- Your task
Word for word, restate all of the records.

- Data for this task
*** Block opens ***

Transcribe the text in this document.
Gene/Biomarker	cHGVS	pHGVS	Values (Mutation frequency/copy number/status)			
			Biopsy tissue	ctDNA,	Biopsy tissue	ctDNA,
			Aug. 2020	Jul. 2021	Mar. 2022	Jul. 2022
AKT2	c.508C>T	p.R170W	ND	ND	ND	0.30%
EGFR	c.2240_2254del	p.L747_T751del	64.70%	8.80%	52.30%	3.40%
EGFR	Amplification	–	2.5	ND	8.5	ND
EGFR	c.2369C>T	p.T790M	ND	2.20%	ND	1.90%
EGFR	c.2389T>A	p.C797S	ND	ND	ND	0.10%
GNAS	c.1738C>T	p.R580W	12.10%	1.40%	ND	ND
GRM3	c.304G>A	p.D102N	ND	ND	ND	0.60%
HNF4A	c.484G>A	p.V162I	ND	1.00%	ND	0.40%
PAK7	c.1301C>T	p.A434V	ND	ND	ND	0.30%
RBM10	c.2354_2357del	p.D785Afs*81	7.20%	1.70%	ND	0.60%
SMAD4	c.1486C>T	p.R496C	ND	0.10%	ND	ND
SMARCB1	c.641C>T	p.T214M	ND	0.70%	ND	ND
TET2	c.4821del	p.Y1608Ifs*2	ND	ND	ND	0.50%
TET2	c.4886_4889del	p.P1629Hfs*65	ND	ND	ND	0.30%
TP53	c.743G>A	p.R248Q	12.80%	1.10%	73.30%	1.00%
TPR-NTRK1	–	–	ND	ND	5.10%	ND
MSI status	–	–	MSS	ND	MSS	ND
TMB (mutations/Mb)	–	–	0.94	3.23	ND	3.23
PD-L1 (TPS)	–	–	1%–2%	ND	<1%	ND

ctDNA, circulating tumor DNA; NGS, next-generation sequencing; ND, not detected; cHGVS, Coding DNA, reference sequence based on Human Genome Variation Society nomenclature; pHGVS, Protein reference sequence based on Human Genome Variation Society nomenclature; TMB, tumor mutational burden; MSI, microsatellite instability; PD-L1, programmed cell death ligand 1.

*** Block closes ***

- Expected output
Transcribe the text in this document.
Gene/Biomarker	cHGVS	pHGVS	Values (Mutation frequency/copy number/status)			
			Biopsy tissue	ctDNA,	Biopsy tissue	ctDNA,
			Aug. 2020	Jul. 2021	Mar. 2022	Jul. 2022
AKT2	c.508C>T	p.R170W	ND	ND	ND	0.30%
EGFR	c.2240_2254del	p.L747_T751del	64.70%	8.80%	52.30%	3.40%
EGFR	Amplification	–	2.5	ND	8.5	ND
EGFR	c.2369C>T	p.T790M	ND	2.20%	ND	1.90%
EGFR	c.2389T>A	p.C797S	ND	ND	ND	0.10%
GNAS	c.1738C>T	p.R580W	12.10%	1.40%	ND	ND
GRM3	c.304G>A	p.D102N	ND	ND	ND	0.60%
HNF4A	c.484G>A	p.V162I	ND	1.00%	ND	0.40%
PAK7	c.1301C>T	p.A434V	ND	ND	ND	0.30%
RBM10	c.2354_2357del	p.D785Afs*81	7.20%	1.70%	ND	0.60%
SMAD4	c.1486C>T	p.R496C	ND	0.10%	ND	ND
SMARCB1	c.641C>T	p.T214M	ND	0.70%	ND	ND
TET2	c.4821del	p.Y1608Ifs*2	ND	ND	ND	0.50%
TET2	c.4886_4889del	p.P1629Hfs*65	ND	ND	ND	0.30%
TP53	c.743G>A	p.R248Q	12.80%	1.10%	73.30%	1.00%
TPR-NTRK1	–	–	ND	ND	5.10%	ND
MSI status	–	–	MSS	ND	MSS	ND
TMB (mutations/Mb)	–	–	0.94	3.23	ND	3.23
PD-L1 (TPS)	–	–	1%–2%	ND	<1%	ND

ctDNA, circulating tumor DNA; NGS, next-generation sequencing; ND, not detected; cHGVS, Coding DNA, reference sequence based on Human Genome Variation Society nomenclature; pHGVS, Protein reference sequence based on Human Genome Variation Society nomenclature; TMB, tumor mutational burden; MSI, microsatellite instability; PD-L1, programmed cell death ligand 1.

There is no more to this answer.